:: What you will do ::
Below is some material; transcribe all of it exactly.

• • • •

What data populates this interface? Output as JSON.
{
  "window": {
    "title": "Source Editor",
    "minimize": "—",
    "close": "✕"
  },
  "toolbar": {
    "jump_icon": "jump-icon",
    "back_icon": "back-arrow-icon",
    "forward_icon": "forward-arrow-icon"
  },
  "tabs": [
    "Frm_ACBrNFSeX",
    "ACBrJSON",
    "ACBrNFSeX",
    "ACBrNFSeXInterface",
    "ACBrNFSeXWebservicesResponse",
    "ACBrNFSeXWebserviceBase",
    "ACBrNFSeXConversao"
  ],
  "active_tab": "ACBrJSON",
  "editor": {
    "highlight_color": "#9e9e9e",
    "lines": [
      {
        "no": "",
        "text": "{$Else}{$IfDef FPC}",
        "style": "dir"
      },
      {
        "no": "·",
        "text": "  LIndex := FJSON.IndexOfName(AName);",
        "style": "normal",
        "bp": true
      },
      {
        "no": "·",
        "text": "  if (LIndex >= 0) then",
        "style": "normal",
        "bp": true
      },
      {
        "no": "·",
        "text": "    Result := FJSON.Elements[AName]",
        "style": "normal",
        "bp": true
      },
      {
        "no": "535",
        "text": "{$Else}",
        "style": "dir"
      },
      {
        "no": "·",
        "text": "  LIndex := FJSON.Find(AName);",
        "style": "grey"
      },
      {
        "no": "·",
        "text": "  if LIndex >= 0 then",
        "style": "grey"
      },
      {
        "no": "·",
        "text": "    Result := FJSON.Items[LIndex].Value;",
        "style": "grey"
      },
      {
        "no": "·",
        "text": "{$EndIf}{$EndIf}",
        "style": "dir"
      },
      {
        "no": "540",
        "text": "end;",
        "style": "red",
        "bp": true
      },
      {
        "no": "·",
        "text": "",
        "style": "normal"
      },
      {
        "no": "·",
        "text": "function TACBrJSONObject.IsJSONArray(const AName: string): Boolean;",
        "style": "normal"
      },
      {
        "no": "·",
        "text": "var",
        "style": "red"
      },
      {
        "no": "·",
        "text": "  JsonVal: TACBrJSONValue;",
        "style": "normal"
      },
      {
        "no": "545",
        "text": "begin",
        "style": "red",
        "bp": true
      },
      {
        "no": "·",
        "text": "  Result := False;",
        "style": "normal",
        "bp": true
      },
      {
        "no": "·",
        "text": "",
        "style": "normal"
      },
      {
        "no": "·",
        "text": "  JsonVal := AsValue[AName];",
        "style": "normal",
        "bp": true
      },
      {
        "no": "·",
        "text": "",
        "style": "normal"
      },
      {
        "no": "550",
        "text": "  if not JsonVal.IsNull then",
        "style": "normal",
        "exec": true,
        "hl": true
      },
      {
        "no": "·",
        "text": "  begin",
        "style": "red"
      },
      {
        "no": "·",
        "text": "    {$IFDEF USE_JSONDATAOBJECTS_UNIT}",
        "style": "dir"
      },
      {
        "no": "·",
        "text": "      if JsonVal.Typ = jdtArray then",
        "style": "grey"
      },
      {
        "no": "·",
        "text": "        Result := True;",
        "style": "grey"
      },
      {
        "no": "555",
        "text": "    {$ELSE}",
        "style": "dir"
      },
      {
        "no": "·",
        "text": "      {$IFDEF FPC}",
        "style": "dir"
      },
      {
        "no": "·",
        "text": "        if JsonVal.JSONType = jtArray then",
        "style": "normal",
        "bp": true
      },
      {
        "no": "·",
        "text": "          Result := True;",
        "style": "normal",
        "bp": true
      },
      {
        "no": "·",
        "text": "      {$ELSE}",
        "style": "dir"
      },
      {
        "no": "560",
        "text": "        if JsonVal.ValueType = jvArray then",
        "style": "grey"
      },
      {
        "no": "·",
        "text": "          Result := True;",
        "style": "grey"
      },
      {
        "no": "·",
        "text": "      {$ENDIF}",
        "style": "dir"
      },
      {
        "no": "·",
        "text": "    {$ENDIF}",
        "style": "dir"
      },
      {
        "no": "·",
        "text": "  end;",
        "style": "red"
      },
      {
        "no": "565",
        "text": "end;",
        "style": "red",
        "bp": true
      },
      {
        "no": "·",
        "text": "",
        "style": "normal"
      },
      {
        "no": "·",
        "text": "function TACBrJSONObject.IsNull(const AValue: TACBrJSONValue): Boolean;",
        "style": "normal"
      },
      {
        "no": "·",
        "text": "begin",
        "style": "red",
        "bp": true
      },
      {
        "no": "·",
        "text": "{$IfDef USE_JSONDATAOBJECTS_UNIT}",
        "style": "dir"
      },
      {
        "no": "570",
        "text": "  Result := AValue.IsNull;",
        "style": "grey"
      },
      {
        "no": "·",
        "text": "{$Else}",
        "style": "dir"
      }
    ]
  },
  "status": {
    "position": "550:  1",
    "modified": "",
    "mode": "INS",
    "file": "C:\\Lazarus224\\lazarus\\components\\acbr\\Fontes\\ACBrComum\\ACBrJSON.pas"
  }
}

• • • •

:: Task response ::
What data populates this interface? Output as JSON.
{
  "window": {
    "title": "Source Editor",
    "minimize": "—",
    "close": "✕"
  },
  "toolbar": {
    "jump_icon": "jump-icon",
    "back_icon": "back-arrow-icon",
    "forward_icon": "forward-arrow-icon"
  },
  "tabs": [
    "Frm_ACBrNFSeX",
    "ACBrJSON",
    "ACBrNFSeX",
    "ACBrNFSeXInterface",
    "ACBrNFSeXWebservicesResponse",
    "ACBrNFSeXWebserviceBase",
    "ACBrNFSeXConversao"
  ],
  "active_tab": "ACBrJSON",
  "editor": {
    "highlight_color": "#9e9e9e",
    "lines": [
      {
        "no": "",
        "text": "{$Else}{$IfDef FPC}",
        "style": "dir"
      },
      {
        "no": "·",
        "text": "  LIndex := FJSON.IndexOfName(AName);",
        "style": "normal",
        "bp": true
      },
      {
        "no": "·",
        "text": "  if (LIndex >= 0) then",
        "style": "normal",
        "bp": true
      },
      {
        "no": "·",
        "text": "    Result := FJSON.Elements[AName]",
        "style": "normal",
        "bp": true
      },
      {
        "no": "535",
        "text": "{$Else}",
        "style": "dir"
      },
      {
        "no": "·",
        "text": "  LIndex := FJSON.Find(AName);",
        "style": "grey"
      },
      {
        "no": "·",
        "text": "  if LIndex >= 0 then",
        "style": "grey"
      },
      {
        "no": "·",
        "text": "    Result := FJSON.Items[LIndex].Value;",
        "style": "grey"
      },
      {
        "no": "·",
        "text": "{$EndIf}{$EndIf}",
        "style": "dir"
      },
      {
        "no": "540",
        "text": "end;",
        "style": "red",
        "bp": true
      },
      {
        "no": "·",
        "text": "",
        "style": "normal"
      },
      {
        "no": "·",
        "text": "function TACBrJSONObject.IsJSONArray(const AName: string): Boolean;",
        "style": "normal"
      },
      {
        "no": "·",
        "text": "var",
        "style": "red"
      },
      {
        "no": "·",
        "text": "  JsonVal: TACBrJSONValue;",
        "style": "normal"
      },
      {
        "no": "545",
        "text": "begin",
        "style": "red",
        "bp": true
      },
      {
        "no": "·",
        "text": "  Result := False;",
        "style": "normal",
        "bp": true
      },
      {
        "no": "·",
        "text": "",
        "style": "normal"
      },
      {
        "no": "·",
        "text": "  JsonVal := AsValue[AName];",
        "style": "normal",
        "bp": true
      },
      {
        "no": "·",
        "text": "",
        "style": "normal"
      },
      {
        "no": "550",
        "text": "  if not JsonVal.IsNull then",
        "style": "normal",
        "exec": true,
        "hl": true
      },
      {
        "no": "·",
        "text": "  begin",
        "style": "red"
      },
      {
        "no": "·",
        "text": "    {$IFDEF USE_JSONDATAOBJECTS_UNIT}",
        "style": "dir"
      },
      {
        "no": "·",
        "text": "      if JsonVal.Typ = jdtArray then",
        "style": "grey"
      },
      {
        "no": "·",
        "text": "        Result := True;",
        "style": "grey"
      },
      {
        "no": "555",
        "text": "    {$ELSE}",
        "style": "dir"
      },
      {
        "no": "·",
        "text": "      {$IFDEF FPC}",
        "style": "dir"
      },
      {
        "no": "·",
        "text": "        if JsonVal.JSONType = jtArray then",
        "style": "normal",
        "bp": true
      },
      {
        "no": "·",
        "text": "          Result := True;",
        "style": "normal",
        "bp": true
      },
      {
        "no": "·",
        "text": "      {$ELSE}",
        "style": "dir"
      },
      {
        "no": "560",
        "text": "        if JsonVal.ValueType = jvArray then",
        "style": "grey"
      },
      {
        "no": "·",
        "text": "          Result := True;",
        "style": "grey"
      },
      {
        "no": "·",
        "text": "      {$ENDIF}",
        "style": "dir"
      },
      {
        "no": "·",
        "text": "    {$ENDIF}",
        "style": "dir"
      },
      {
        "no": "·",
        "text": "  end;",
        "style": "red"
      },
      {
        "no": "565",
        "text": "end;",
        "style": "red",
        "bp": true
      },
      {
        "no": "·",
        "text": "",
        "style": "normal"
      },
      {
        "no": "·",
        "text": "function TACBrJSONObject.IsNull(const AValue: TACBrJSONValue): Boolean;",
        "style": "normal"
      },
      {
        "no": "·",
        "text": "begin",
        "style": "red",
        "bp": true
      },
      {
        "no": "·",
        "text": "{$IfDef USE_JSONDATAOBJECTS_UNIT}",
        "style": "dir"
      },
      {
        "no": "570",
        "text": "  Result := AValue.IsNull;",
        "style": "grey"
      },
      {
        "no": "·",
        "text": "{$Else}",
        "style": "dir"
      }
    ]
  },
  "status": {
    "position": "550:  1",
    "modified": "",
    "mode": "INS",
    "file": "C:\\Lazarus224\\lazarus\\components\\acbr\\Fontes\\ACBrComum\\ACBrJSON.pas"
  }
}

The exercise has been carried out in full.